• DATA FOR THIS TASK
========

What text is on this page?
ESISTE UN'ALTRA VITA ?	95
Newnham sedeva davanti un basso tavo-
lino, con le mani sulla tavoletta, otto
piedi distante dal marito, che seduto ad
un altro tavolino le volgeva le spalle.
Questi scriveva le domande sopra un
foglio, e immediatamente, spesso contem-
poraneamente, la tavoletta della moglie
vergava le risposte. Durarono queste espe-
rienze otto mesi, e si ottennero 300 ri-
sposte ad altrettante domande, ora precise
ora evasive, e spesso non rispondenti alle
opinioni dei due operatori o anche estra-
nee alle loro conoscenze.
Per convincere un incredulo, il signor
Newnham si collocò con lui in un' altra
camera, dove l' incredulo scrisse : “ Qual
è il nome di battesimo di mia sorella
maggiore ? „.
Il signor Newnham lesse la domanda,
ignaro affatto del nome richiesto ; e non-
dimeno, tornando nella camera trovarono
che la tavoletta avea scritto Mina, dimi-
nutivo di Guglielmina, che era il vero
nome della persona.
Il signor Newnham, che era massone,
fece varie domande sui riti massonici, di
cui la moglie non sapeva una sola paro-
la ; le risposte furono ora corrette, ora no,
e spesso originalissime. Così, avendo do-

========

• SHORT PROBLEM
Pull out and copy each line containing the string "Newnham".

• TASK RESPONSE
Newnham sedeva davanti un basso tavo-
Newnham si collocò con lui in un' altra
Il signor Newnham lesse la domanda,
Il signor Newnham, che era massone,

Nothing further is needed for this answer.